(Records):
::::
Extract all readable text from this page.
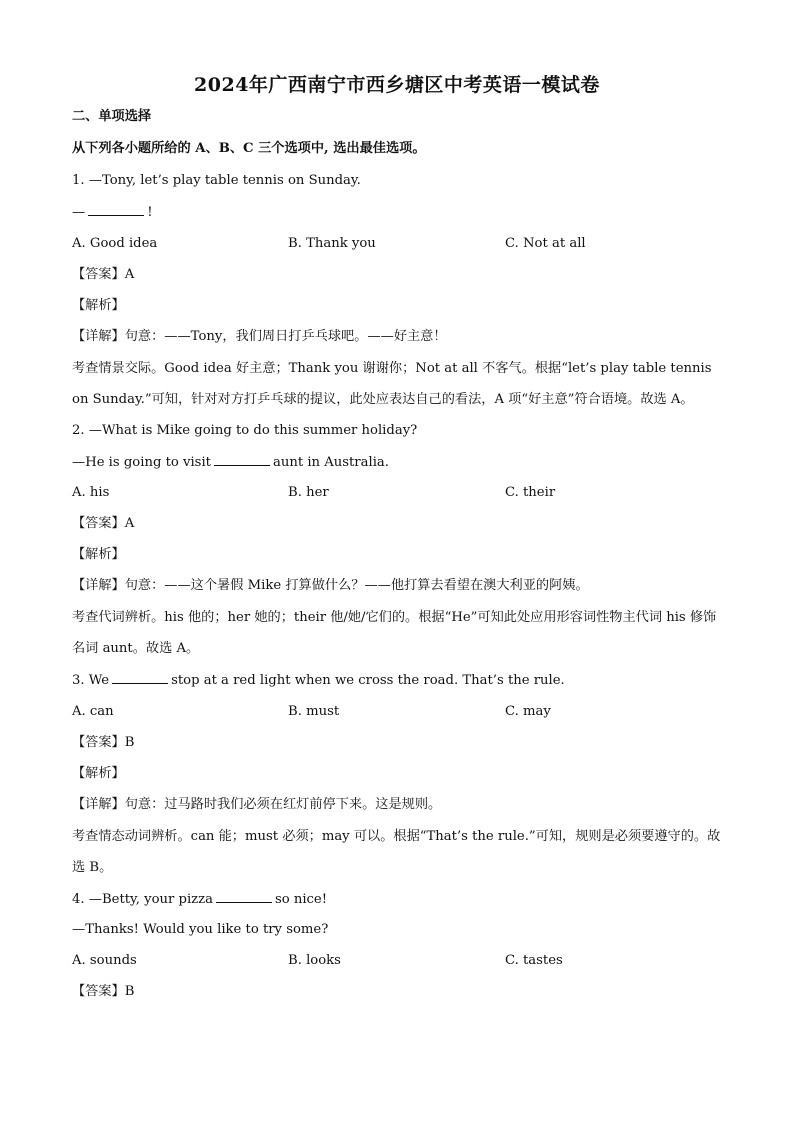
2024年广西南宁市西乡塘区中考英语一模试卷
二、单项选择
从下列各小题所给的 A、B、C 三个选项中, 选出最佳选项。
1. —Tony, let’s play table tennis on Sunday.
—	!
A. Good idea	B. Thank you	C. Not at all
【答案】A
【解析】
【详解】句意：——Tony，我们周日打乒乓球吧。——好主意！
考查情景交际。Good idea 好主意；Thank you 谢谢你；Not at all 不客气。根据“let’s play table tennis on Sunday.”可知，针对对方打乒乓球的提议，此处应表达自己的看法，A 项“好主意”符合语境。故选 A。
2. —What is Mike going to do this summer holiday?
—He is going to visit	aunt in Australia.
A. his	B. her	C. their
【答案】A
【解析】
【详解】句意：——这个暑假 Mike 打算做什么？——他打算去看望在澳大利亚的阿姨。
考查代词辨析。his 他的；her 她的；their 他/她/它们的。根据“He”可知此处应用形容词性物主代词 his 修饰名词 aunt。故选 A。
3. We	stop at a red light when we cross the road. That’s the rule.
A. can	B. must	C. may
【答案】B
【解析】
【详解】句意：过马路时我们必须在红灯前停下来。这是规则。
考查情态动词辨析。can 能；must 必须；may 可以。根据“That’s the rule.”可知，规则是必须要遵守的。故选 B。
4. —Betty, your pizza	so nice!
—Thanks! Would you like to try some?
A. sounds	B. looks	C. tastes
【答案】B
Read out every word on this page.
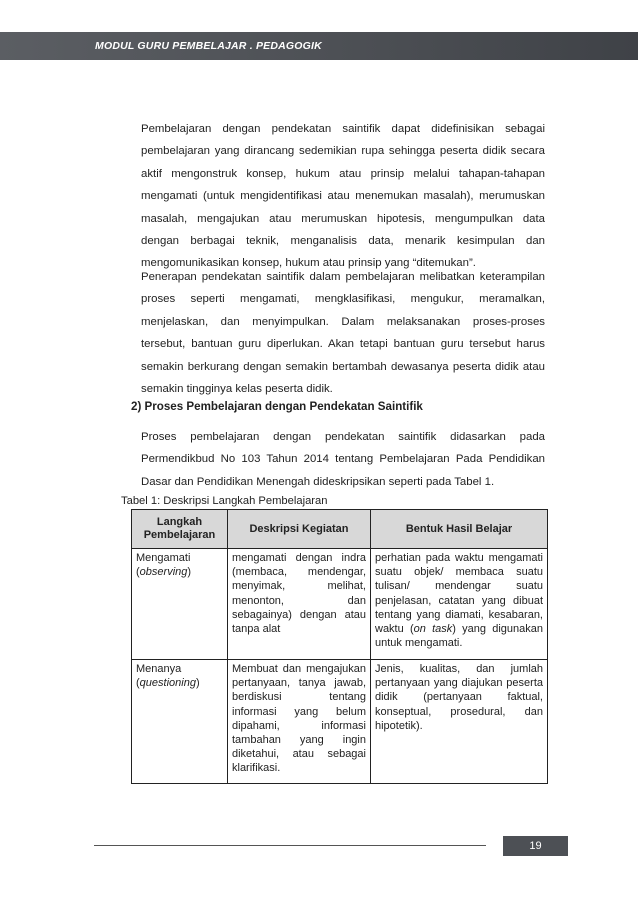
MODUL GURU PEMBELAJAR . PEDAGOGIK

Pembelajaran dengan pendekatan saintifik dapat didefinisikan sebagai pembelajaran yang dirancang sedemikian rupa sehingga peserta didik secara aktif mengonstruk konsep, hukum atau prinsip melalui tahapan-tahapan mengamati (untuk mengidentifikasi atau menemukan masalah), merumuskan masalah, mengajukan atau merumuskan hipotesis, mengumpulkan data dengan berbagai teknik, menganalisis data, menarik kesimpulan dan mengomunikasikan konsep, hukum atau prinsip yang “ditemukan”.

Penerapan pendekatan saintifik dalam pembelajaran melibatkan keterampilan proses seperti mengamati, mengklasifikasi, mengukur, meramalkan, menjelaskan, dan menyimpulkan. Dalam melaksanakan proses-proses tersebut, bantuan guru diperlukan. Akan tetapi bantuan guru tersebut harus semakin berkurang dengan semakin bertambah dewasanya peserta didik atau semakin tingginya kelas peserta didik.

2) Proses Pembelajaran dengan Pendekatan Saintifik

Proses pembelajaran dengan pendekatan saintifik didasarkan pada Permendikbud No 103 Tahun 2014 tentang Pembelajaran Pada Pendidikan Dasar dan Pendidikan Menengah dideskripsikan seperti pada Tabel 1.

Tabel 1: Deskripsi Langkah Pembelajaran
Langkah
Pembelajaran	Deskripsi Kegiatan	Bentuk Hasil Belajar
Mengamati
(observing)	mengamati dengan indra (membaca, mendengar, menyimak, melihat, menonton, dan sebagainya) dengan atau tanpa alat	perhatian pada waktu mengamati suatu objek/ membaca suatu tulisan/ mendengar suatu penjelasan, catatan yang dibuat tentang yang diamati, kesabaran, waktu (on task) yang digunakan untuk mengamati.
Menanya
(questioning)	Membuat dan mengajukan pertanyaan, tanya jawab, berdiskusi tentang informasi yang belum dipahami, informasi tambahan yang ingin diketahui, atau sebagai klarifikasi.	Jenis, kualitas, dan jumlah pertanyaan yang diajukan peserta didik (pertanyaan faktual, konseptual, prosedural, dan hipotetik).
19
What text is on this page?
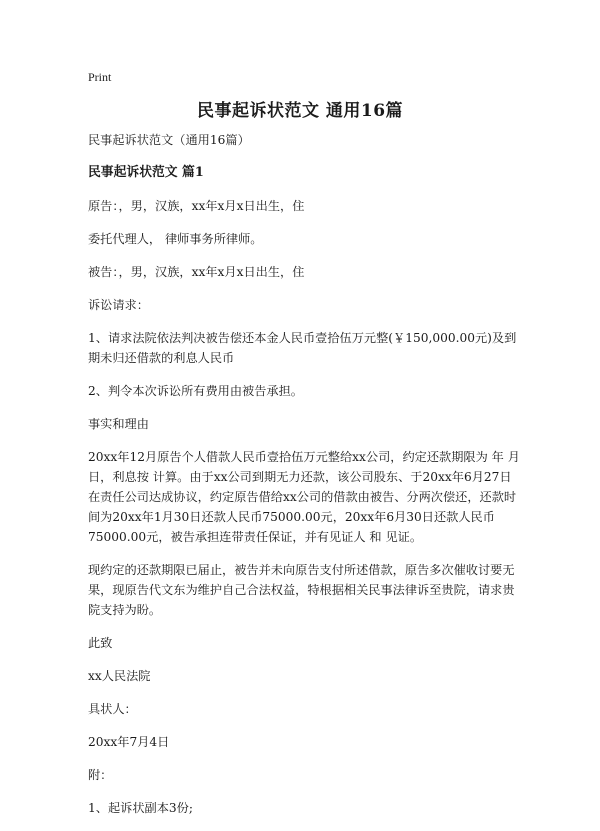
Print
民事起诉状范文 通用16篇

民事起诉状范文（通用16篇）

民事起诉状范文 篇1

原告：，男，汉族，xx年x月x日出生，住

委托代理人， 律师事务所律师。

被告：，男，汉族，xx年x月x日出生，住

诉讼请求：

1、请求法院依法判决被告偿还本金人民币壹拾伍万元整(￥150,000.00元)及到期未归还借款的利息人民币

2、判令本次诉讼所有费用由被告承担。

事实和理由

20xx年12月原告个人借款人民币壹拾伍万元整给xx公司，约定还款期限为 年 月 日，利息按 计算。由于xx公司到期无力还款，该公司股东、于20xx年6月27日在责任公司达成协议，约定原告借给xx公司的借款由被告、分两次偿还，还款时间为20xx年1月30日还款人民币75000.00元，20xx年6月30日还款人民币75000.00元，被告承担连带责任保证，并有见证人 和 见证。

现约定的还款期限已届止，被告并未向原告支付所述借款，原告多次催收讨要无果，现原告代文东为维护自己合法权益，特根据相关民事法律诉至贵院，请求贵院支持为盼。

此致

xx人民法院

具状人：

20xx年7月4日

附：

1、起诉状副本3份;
::::
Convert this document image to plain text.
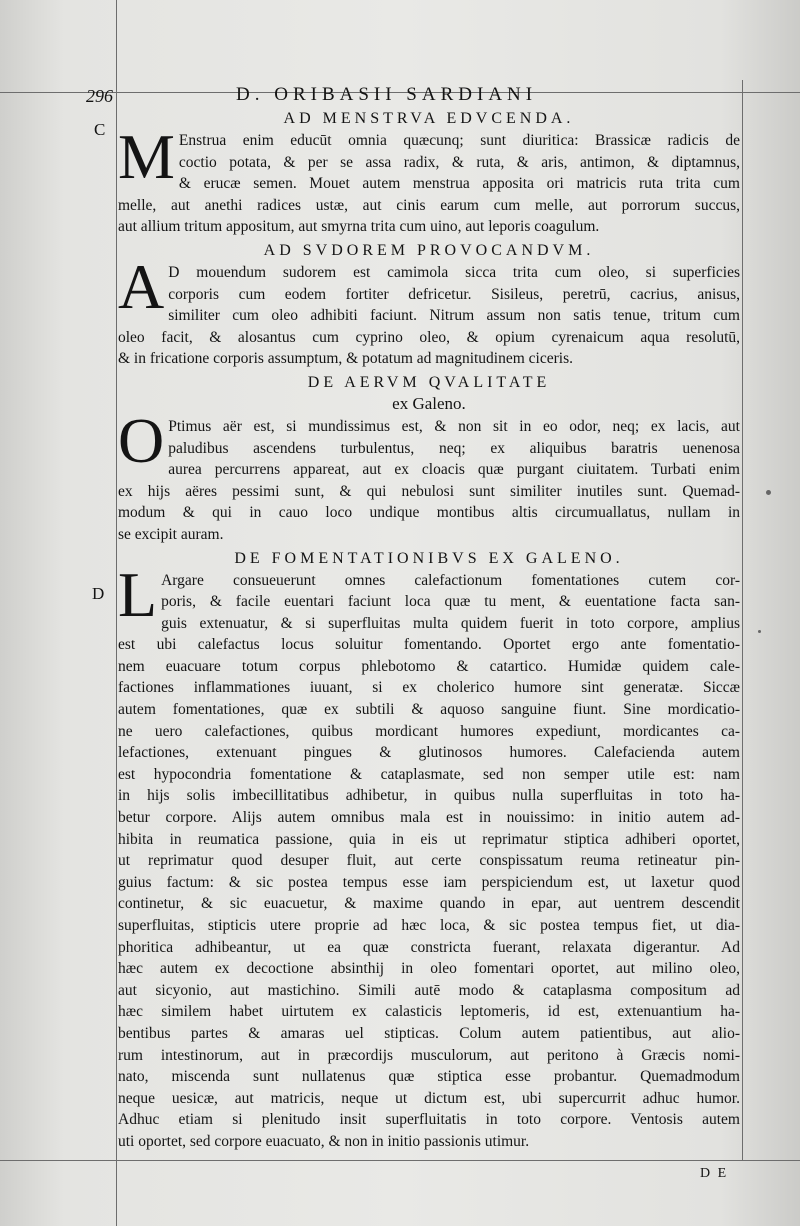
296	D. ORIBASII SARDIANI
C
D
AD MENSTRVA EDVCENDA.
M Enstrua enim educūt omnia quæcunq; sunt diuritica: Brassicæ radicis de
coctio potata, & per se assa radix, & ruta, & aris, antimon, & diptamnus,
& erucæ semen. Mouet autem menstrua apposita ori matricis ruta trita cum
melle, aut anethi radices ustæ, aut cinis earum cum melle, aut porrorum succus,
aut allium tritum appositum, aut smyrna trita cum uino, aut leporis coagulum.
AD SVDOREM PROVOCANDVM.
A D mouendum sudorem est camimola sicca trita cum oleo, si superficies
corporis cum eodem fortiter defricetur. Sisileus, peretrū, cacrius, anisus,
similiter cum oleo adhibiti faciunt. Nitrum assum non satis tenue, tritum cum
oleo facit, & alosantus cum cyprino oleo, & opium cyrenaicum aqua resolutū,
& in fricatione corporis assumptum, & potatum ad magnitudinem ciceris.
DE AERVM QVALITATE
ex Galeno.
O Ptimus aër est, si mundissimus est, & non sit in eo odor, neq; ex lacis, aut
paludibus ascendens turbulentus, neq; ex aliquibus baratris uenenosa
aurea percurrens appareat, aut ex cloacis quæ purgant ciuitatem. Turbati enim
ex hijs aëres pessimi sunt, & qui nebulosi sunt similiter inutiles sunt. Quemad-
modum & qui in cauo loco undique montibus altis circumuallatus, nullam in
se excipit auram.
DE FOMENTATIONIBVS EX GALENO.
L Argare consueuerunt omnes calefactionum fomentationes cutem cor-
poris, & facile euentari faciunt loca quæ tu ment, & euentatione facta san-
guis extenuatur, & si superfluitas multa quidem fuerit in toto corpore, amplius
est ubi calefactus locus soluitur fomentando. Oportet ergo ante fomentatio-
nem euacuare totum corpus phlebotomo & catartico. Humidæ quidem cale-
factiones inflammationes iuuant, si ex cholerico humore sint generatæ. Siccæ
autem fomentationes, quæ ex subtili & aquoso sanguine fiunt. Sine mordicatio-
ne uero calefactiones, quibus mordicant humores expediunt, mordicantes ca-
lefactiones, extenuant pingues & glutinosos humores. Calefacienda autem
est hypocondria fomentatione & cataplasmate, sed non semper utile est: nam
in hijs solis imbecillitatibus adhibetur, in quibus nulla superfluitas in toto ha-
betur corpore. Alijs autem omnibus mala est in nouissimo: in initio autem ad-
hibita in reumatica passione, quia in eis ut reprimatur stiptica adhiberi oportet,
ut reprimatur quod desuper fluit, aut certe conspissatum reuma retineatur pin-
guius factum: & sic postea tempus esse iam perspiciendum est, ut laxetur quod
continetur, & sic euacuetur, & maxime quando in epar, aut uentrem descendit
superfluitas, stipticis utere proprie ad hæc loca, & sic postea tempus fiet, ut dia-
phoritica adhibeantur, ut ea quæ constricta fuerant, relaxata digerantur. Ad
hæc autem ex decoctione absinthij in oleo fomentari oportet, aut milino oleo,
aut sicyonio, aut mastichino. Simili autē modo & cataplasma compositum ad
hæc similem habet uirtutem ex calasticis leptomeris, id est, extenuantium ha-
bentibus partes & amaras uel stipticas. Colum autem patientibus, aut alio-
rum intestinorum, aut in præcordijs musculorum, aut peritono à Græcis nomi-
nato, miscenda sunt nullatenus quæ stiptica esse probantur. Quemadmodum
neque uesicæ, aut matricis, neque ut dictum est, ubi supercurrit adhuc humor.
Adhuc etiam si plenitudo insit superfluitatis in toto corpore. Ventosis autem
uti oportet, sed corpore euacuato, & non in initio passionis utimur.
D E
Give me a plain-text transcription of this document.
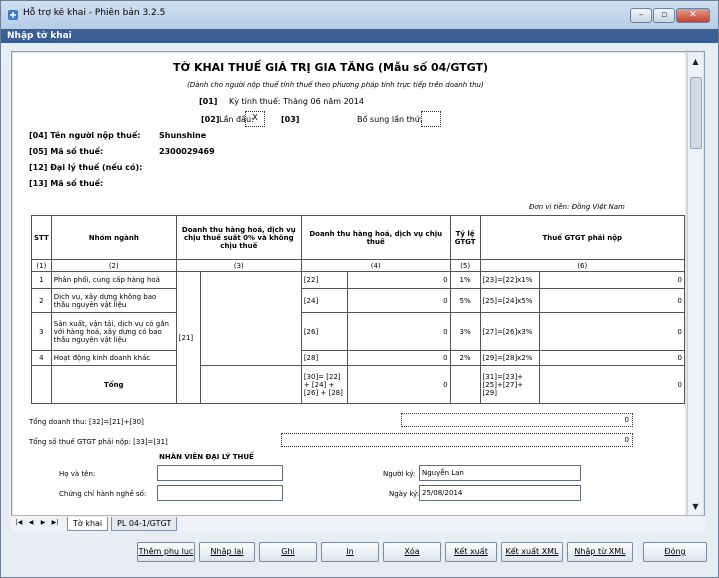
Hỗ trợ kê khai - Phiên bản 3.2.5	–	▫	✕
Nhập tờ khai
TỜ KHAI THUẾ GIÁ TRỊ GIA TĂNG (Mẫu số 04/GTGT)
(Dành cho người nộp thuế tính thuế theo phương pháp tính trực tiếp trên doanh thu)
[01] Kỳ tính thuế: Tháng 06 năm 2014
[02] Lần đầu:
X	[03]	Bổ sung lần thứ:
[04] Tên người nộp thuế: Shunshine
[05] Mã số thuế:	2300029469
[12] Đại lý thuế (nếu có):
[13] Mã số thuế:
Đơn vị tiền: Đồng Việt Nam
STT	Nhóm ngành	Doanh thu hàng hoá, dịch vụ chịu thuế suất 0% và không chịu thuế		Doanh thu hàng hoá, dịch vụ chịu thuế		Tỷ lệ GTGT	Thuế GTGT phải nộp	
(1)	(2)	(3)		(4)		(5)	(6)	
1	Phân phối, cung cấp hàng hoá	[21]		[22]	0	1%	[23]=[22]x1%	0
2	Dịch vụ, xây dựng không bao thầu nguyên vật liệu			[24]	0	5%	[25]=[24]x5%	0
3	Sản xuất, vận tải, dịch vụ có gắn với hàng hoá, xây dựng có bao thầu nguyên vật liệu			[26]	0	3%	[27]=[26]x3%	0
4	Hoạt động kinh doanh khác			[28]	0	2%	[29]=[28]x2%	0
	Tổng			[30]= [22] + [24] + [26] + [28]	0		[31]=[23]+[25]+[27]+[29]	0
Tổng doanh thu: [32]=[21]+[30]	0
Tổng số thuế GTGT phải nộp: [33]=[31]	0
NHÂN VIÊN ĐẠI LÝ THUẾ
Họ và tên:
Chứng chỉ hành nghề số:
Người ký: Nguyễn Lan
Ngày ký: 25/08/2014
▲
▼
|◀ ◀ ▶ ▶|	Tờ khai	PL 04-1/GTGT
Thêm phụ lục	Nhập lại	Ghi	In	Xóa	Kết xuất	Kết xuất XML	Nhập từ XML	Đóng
::::
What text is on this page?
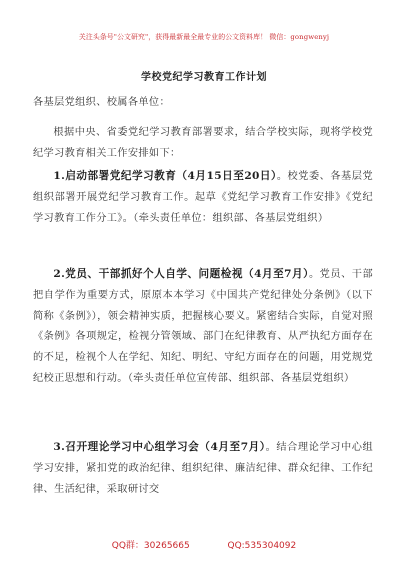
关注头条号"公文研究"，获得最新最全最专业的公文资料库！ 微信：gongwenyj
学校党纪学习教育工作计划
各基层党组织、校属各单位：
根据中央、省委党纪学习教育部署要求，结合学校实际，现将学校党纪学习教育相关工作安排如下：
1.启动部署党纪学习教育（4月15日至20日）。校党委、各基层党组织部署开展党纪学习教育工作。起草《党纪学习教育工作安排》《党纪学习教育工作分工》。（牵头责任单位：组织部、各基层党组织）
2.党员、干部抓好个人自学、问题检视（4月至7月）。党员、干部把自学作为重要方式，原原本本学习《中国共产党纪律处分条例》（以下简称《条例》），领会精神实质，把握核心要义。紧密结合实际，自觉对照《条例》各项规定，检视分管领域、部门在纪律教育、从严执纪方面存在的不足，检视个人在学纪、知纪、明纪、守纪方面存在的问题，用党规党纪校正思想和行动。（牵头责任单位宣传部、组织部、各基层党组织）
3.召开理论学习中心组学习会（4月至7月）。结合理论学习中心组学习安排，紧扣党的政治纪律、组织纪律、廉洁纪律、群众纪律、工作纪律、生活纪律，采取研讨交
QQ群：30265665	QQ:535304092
::::
Lines of the material that contain the word "Nhập" are to be gathered.

Nhập tờ khai
Thêm phụ lục	Nhập lại	Ghi	In	Xóa	Kết xuất	Kết xuất XML	Nhập từ XML	Đóng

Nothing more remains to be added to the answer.